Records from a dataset
* * * *
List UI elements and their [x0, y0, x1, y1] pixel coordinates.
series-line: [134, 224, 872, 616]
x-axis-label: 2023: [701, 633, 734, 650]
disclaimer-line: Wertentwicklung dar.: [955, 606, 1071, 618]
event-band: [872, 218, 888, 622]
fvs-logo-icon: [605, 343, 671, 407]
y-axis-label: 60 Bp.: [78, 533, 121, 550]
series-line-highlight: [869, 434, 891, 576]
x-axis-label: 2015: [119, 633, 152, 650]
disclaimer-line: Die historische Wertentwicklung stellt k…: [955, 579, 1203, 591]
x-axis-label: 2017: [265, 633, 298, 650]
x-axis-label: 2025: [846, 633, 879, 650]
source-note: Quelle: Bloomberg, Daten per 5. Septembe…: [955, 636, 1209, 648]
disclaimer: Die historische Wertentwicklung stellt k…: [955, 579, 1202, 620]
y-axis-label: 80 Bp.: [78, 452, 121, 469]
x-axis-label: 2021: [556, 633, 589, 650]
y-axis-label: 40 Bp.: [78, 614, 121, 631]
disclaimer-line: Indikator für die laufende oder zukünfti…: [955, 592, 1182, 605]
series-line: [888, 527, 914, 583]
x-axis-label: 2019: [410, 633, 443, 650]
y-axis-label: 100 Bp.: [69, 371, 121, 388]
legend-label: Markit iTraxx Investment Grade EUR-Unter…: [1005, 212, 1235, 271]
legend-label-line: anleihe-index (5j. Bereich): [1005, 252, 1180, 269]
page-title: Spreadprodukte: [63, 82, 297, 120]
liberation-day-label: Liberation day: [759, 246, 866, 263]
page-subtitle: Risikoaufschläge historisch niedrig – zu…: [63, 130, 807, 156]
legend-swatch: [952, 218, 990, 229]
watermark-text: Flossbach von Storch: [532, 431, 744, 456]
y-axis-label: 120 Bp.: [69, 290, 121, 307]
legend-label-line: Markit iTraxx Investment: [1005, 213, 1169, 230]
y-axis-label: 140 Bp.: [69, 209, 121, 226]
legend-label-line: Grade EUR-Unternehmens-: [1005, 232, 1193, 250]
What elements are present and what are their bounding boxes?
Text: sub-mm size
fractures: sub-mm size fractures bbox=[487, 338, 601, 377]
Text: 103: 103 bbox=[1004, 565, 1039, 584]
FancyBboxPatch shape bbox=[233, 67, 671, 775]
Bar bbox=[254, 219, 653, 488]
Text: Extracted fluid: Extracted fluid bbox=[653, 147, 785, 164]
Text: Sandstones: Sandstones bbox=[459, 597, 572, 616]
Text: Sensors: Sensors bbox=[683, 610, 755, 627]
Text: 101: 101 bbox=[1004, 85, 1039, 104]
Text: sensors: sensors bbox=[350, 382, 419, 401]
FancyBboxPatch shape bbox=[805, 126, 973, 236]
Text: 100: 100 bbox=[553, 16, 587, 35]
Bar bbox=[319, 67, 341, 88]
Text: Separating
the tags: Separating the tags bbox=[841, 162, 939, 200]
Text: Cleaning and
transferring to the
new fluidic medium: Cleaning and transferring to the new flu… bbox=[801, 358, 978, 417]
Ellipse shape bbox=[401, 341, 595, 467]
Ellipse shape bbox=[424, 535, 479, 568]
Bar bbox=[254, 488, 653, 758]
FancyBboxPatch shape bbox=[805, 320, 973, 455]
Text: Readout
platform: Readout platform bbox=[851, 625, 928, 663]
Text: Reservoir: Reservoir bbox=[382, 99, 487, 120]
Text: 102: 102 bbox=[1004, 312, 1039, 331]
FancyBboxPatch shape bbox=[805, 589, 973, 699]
* * * *
§ Directions
Rewrite every line of the records above as a numbered list, leaving out any blank lines.

§ Result of this exercise
1. List UI elements and their [x0, y0, x1, y1] pixel coordinates.
2. series-line: [134, 224, 872, 616]
3. x-axis-label: 2023: [701, 633, 734, 650]
4. disclaimer-line: Wertentwicklung dar.: [955, 606, 1071, 618]
5. event-band: [872, 218, 888, 622]
6. fvs-logo-icon: [605, 343, 671, 407]
7. y-axis-label: 60 Bp.: [78, 533, 121, 550]
8. series-line-highlight: [869, 434, 891, 576]
9. x-axis-label: 2015: [119, 633, 152, 650]
10. disclaimer-line: Die historische Wertentwicklung stellt k…: [955, 579, 1203, 591]
11. x-axis-label: 2017: [265, 633, 298, 650]
12. x-axis-label: 2025: [846, 633, 879, 650]
13. source-note: Quelle: Bloomberg, Daten per 5. Septembe…: [955, 636, 1209, 648]
14. disclaimer: Die historische Wertentwicklung stellt k…: [955, 579, 1202, 620]
15. y-axis-label: 80 Bp.: [78, 452, 121, 469]
16. x-axis-label: 2021: [556, 633, 589, 650]
17. y-axis-label: 40 Bp.: [78, 614, 121, 631]
18. disclaimer-line: Indikator für die laufende oder zukünfti…: [955, 592, 1182, 605]
19. series-line: [888, 527, 914, 583]
20. x-axis-label: 2019: [410, 633, 443, 650]
21. y-axis-label: 100 Bp.: [69, 371, 121, 388]
22. legend-label: Markit iTraxx Investment Grade EUR-Unter…: [1005, 212, 1235, 271]
23. legend-label-line: anleihe-index (5j. Bereich): [1005, 252, 1180, 269]
24. page-title: Spreadprodukte: [63, 82, 297, 120]
25. liberation-day-label: Liberation day: [759, 246, 866, 263]
26. page-subtitle: Risikoaufschläge historisch niedrig – zu…: [63, 130, 807, 156]
27. legend-swatch: [952, 218, 990, 229]
28. watermark-text: Flossbach von Storch: [532, 431, 744, 456]
29. y-axis-label: 120 Bp.: [69, 290, 121, 307]
30. legend-label-line: Markit iTraxx Investment: [1005, 213, 1169, 230]
31. y-axis-label: 140 Bp.: [69, 209, 121, 226]
32. legend-label-line: Grade EUR-Unternehmens-: [1005, 232, 1193, 250]
33. What elements are present and what are their bounding boxes?
34. Text: sub-mm size
35. fractures: sub-mm size fractures bbox=[487, 338, 601, 377]
36. Text: 103: 103 bbox=[1004, 565, 1039, 584]
37. FancyBboxPatch shape bbox=[233, 67, 671, 775]
38. Bar bbox=[254, 219, 653, 488]
39. Text: Extracted fluid: Extracted fluid bbox=[653, 147, 785, 164]
40. Text: Sandstones: Sandstones bbox=[459, 597, 572, 616]
41. Text: Sensors: Sensors bbox=[683, 610, 755, 627]
42. Text: 101: 101 bbox=[1004, 85, 1039, 104]
43. Text: sensors: sensors bbox=[350, 382, 419, 401]
44. FancyBboxPatch shape bbox=[805, 126, 973, 236]
45. Text: 100: 100 bbox=[553, 16, 587, 35]
46. Bar bbox=[319, 67, 341, 88]
47. Text: Separating
48. the tags: Separating the tags bbox=[841, 162, 939, 200]
49. Text: Cleaning and
50. transferring to the
51. new fluidic medium: Cleaning and transferring to the new flu… bbox=[801, 358, 978, 417]
52. Ellipse shape bbox=[401, 341, 595, 467]
53. Ellipse shape bbox=[424, 535, 479, 568]
54. Bar bbox=[254, 488, 653, 758]
55. FancyBboxPatch shape bbox=[805, 320, 973, 455]
56. Text: Readout
57. platform: Readout platform bbox=[851, 625, 928, 663]
58. Text: Reservoir: Reservoir bbox=[382, 99, 487, 120]
59. Text: 102: 102 bbox=[1004, 312, 1039, 331]
60. FancyBboxPatch shape bbox=[805, 589, 973, 699]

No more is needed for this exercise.